• [文書抜粋]
++++++++++++++++++++
「over」は「孤を描くように、ある対象物を越えて」が基本のイメージです。前置詞としてもイメージの「広がり」が相当にありますので、次の例文でその感触をつかんで下さい。

次は「・・・の上に置かれて、その全部または一部を覆っている」イメージ。
She put a blanket over the sleeping child.(彼女は眠っている子供に毛布をかけた)⇒「on」ならば「接触」のみが意識されるので「眠っている子供の上に毛布を置いた」イメージになります。
He wore an overcoat over his suits.(彼は上着の上にオーバーを着ていた)
She put her hand over her mouth to stop herself from screaming.(彼女は叫ばないように口に手をあてた)

次は「・・・の上方に」のイメージです。
They held a large umbrella over her.(彼らは彼女に大きな傘をさした)
The balcony juts out over the street.(バルコニーは通りの上に突き出している)
There was a lamp hanging over the table.(テーブルの上にランプが垂れ下がっていた)

次は「・・・の片側から反対側まで」のイメージです。その意味では「across」の一部の使い方と同じです。
a bridge over the river(川にかかった橋)
They ran over the grass.(彼らは芝生の端から端まで走った)
++++++++++++++++++++
• [作業項目]
前置詞「over」の解説から、「He wore an overcoat」から「umbrella over her.(彼らは彼女に大きな傘をさした)」までの部分を一字も変えずに抜き出せ。

[ページ領域分割データ]
++++++++++++++++++++
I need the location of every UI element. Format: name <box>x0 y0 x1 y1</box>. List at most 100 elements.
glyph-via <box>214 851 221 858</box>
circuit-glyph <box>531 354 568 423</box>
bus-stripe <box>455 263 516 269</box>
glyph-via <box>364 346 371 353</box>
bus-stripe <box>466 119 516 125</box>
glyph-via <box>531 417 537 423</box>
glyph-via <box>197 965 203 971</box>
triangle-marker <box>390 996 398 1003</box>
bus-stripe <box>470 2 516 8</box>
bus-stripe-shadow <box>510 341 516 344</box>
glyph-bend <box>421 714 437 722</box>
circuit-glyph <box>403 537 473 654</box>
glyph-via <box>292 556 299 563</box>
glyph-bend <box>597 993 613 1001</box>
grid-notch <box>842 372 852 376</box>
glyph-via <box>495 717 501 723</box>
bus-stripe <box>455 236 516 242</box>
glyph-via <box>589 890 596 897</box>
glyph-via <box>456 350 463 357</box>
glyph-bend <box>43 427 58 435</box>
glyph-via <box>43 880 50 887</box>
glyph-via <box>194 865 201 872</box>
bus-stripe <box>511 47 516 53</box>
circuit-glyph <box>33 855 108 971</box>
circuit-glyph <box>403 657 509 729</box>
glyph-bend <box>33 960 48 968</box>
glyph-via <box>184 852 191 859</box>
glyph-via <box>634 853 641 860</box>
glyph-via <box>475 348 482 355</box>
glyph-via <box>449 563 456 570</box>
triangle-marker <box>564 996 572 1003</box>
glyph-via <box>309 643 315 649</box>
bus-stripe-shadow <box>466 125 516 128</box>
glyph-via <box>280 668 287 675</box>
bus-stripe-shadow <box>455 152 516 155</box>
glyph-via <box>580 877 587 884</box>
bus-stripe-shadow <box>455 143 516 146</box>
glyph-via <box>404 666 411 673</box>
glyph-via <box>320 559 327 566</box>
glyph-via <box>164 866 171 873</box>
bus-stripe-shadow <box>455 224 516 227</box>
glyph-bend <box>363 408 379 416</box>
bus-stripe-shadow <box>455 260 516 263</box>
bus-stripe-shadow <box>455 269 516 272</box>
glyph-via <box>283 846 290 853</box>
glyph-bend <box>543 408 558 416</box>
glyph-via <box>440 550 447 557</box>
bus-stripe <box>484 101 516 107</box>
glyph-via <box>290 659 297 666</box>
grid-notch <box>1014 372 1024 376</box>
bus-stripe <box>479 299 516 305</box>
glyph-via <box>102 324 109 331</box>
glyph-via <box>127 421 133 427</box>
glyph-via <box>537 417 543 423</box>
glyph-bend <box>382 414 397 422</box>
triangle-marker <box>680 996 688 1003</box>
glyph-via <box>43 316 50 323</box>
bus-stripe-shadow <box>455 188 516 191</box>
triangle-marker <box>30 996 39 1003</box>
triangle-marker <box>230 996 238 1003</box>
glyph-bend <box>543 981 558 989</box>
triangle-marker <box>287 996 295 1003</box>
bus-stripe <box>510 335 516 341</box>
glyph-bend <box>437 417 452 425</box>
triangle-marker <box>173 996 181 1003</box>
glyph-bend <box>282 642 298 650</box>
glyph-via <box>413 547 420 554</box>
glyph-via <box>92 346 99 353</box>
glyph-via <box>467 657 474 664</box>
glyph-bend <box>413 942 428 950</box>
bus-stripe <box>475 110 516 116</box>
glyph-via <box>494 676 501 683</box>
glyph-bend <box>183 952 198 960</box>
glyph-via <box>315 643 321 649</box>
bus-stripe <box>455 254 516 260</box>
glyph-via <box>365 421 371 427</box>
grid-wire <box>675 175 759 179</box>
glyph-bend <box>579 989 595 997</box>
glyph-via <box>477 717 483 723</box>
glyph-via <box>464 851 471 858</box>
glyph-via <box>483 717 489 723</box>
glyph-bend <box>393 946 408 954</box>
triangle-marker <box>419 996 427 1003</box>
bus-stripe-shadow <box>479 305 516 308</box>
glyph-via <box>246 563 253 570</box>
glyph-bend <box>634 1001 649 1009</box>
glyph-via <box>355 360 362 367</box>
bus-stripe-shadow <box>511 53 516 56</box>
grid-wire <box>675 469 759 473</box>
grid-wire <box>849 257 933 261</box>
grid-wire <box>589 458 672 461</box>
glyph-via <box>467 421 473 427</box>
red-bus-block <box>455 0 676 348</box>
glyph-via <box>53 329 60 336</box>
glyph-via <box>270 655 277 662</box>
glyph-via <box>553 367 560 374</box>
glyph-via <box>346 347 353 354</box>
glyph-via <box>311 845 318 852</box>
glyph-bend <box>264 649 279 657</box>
++++++++++++++++++++
• [結果]
He wore an overcoat over his suits.(彼は上着の上にオーバーを着ていた)
She put her hand over her mouth to stop herself from screaming.(彼女は叫ばないように口に手をあてた)

次は「・・・の上方に」のイメージです。
They held a large umbrella over her.(彼らは彼女に大きな傘をさした)